• TASK DESCRIPTION
Each line of the data that includes the string "this" is to be copied out.

• TASK INPUT
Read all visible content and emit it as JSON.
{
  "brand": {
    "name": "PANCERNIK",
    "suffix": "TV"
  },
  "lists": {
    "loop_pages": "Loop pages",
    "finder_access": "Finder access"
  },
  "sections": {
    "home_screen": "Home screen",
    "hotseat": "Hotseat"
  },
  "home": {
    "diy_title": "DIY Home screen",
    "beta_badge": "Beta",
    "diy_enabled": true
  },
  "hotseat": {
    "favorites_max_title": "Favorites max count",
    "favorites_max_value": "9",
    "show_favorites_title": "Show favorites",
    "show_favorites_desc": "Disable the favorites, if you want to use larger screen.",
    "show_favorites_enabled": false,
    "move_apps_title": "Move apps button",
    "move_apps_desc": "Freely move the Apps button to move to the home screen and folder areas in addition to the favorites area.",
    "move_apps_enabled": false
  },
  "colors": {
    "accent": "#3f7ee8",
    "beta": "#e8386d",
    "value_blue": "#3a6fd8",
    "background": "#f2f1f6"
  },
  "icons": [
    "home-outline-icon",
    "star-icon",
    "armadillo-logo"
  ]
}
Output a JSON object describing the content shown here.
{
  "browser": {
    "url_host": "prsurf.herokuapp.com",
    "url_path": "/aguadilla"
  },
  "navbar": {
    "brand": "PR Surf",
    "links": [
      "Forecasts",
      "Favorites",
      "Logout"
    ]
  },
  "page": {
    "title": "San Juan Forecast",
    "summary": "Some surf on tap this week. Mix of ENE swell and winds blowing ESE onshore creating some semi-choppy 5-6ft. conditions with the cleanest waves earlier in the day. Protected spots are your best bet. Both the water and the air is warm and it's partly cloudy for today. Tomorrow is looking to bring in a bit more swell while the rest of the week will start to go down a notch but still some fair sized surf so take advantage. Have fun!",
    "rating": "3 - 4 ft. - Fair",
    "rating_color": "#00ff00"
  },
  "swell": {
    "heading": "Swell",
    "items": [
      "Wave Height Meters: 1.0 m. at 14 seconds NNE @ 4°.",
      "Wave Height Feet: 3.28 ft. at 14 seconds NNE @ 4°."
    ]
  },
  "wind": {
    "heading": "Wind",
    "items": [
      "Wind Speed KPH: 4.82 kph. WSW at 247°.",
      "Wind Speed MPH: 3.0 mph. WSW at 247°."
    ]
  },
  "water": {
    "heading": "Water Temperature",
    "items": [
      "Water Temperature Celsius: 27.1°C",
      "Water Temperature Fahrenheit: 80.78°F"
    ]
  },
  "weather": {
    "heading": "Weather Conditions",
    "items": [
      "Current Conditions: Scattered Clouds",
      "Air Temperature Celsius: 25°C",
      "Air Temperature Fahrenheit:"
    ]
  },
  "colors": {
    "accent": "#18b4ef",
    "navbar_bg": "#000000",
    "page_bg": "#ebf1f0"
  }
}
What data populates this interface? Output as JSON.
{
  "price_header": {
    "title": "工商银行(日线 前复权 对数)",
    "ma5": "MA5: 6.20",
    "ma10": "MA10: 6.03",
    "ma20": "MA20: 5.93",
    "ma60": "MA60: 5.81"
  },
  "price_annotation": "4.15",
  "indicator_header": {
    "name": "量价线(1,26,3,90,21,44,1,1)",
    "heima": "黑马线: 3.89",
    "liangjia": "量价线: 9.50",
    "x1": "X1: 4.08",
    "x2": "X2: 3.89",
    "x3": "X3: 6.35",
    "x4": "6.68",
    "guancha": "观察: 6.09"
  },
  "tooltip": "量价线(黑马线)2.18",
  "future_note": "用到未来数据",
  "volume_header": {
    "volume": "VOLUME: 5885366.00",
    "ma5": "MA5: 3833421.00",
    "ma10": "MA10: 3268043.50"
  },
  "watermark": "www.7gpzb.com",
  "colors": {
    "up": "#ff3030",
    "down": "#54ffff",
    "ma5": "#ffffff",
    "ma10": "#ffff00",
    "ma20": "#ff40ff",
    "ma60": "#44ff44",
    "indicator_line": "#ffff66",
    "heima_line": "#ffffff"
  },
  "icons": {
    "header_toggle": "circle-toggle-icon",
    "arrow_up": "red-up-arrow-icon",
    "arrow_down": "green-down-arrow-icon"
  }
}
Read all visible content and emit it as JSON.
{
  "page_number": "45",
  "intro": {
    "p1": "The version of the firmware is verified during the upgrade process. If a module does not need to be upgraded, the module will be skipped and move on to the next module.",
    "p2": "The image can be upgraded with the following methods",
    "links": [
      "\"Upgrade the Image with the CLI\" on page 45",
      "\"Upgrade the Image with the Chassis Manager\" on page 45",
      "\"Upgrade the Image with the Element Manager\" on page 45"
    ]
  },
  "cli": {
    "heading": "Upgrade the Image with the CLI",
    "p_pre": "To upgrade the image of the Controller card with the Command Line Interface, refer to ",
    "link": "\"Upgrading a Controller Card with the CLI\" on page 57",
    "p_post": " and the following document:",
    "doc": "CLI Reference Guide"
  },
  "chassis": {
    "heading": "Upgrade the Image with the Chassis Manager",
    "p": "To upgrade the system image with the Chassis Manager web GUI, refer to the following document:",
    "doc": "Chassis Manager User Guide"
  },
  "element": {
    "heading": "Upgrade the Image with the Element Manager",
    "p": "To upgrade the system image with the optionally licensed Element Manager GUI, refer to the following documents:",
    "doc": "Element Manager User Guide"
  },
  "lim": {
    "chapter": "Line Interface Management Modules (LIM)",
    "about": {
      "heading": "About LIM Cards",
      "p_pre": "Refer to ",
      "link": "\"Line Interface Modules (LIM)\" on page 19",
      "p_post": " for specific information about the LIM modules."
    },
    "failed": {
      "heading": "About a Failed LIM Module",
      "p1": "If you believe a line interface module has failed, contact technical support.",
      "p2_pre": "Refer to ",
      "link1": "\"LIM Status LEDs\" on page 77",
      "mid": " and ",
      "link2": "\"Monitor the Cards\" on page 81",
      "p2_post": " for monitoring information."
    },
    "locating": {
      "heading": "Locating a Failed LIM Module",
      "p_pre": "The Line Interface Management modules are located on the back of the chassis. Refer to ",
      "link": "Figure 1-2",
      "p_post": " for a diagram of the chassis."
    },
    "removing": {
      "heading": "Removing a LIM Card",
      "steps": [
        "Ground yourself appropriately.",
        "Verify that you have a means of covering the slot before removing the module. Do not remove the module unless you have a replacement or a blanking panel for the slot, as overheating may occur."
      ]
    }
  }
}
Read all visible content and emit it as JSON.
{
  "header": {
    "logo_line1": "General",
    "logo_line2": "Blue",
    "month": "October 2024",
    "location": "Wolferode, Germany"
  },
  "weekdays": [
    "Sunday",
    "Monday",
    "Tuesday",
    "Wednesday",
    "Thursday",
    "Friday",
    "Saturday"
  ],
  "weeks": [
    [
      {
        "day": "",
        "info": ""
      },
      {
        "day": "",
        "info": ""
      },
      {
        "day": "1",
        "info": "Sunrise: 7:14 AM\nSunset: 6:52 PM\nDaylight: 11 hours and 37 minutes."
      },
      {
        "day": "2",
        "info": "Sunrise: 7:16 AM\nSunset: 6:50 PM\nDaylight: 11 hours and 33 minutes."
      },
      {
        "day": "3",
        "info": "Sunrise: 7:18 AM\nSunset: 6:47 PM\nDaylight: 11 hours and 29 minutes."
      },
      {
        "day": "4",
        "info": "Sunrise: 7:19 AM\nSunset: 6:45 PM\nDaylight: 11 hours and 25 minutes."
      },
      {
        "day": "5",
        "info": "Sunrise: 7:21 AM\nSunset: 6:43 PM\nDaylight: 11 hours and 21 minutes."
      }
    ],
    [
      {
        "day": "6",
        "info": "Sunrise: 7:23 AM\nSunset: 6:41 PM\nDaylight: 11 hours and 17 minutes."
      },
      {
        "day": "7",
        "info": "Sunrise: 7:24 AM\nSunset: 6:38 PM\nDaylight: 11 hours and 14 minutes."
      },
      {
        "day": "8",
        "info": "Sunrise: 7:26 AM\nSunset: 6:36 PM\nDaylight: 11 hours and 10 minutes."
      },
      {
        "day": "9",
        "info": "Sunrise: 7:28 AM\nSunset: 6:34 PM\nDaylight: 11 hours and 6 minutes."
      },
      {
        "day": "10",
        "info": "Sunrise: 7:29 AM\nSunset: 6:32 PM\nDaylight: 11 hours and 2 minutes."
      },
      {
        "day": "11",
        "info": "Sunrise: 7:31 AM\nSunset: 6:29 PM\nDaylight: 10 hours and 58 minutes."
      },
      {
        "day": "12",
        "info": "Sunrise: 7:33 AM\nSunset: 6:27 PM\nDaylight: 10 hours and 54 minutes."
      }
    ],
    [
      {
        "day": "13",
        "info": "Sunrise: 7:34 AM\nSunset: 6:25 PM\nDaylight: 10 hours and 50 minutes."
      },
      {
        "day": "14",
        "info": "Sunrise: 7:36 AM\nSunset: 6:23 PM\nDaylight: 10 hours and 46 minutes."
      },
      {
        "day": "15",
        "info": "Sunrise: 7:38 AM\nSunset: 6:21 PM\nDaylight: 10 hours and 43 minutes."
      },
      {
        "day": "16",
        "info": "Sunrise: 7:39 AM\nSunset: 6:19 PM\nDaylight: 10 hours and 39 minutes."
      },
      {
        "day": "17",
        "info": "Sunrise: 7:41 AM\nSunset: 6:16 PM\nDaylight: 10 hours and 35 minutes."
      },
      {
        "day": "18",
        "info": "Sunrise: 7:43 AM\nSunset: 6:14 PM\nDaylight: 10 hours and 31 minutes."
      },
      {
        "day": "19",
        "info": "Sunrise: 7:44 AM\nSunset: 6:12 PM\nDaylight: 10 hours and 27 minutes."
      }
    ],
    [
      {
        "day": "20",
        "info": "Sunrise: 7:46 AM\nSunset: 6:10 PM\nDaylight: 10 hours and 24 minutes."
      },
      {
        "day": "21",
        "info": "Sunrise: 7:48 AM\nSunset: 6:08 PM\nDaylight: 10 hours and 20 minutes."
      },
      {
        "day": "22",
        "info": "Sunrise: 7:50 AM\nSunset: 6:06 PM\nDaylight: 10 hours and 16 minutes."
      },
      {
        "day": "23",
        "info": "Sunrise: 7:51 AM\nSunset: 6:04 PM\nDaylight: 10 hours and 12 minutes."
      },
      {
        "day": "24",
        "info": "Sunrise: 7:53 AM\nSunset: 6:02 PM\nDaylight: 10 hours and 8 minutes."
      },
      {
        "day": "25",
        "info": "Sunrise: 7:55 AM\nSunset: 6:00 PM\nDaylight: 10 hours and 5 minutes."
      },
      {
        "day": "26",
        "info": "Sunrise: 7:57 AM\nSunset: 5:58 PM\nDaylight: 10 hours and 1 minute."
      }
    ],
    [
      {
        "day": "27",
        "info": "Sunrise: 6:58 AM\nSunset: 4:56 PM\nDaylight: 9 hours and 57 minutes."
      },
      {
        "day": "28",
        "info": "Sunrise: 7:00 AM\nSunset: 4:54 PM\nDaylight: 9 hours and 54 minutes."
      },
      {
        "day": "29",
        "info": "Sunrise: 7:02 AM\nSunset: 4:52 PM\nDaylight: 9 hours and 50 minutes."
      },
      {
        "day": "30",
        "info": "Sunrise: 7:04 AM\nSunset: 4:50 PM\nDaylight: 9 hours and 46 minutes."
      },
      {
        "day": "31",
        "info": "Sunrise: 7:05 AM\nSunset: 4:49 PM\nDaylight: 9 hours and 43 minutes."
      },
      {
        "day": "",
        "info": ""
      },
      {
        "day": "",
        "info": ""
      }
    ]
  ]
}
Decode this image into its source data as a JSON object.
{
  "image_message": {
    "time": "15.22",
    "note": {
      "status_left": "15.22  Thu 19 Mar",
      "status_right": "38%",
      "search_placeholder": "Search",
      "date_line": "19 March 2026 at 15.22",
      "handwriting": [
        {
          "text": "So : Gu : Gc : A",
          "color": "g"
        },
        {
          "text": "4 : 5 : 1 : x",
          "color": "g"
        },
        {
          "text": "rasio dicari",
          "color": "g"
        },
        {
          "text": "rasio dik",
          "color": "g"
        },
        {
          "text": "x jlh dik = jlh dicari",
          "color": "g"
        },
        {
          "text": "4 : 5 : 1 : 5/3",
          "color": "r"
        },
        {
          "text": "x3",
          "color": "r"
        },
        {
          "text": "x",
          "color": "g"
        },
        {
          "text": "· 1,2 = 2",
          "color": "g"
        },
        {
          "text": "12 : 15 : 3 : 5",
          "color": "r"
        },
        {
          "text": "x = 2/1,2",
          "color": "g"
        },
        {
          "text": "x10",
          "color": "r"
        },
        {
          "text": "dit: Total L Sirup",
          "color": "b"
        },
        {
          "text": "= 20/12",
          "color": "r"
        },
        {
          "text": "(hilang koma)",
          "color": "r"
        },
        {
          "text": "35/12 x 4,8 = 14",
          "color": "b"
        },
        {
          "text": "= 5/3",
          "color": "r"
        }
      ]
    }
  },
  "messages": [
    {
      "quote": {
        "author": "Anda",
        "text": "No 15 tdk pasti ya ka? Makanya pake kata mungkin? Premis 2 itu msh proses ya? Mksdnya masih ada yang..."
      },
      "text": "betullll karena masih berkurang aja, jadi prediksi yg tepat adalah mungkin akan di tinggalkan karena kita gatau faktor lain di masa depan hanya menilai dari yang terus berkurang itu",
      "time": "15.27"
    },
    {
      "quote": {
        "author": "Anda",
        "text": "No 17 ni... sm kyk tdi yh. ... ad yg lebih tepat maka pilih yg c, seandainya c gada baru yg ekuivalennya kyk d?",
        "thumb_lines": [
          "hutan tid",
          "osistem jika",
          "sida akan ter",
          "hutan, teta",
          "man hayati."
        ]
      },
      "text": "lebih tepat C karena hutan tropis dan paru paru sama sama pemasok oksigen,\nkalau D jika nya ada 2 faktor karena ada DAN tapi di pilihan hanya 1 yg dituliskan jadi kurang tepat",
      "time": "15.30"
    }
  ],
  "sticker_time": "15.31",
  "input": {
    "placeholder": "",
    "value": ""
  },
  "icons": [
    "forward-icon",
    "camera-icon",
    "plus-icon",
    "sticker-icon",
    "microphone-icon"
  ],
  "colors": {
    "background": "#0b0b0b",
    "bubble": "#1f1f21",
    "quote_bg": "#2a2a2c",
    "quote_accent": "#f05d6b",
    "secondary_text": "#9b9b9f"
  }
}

• OUTPUT BELOW
    "summary": "Some surf on tap this week. Mix of ENE swell and winds blowing ESE onshore creating some semi-choppy 5-6ft. conditions with the cleanest waves earlier in the day. Protected spots are your best bet. Both the water and the air is warm and it's partly cloudy for today. Tomorrow is looking to bring in a bit more swell while the rest of the week will start to go down a notch but still some fair sized surf so take advantage. Have fun!",
What data populates this interface? Output as JSON.
Decode this image into its source data as a JSON object.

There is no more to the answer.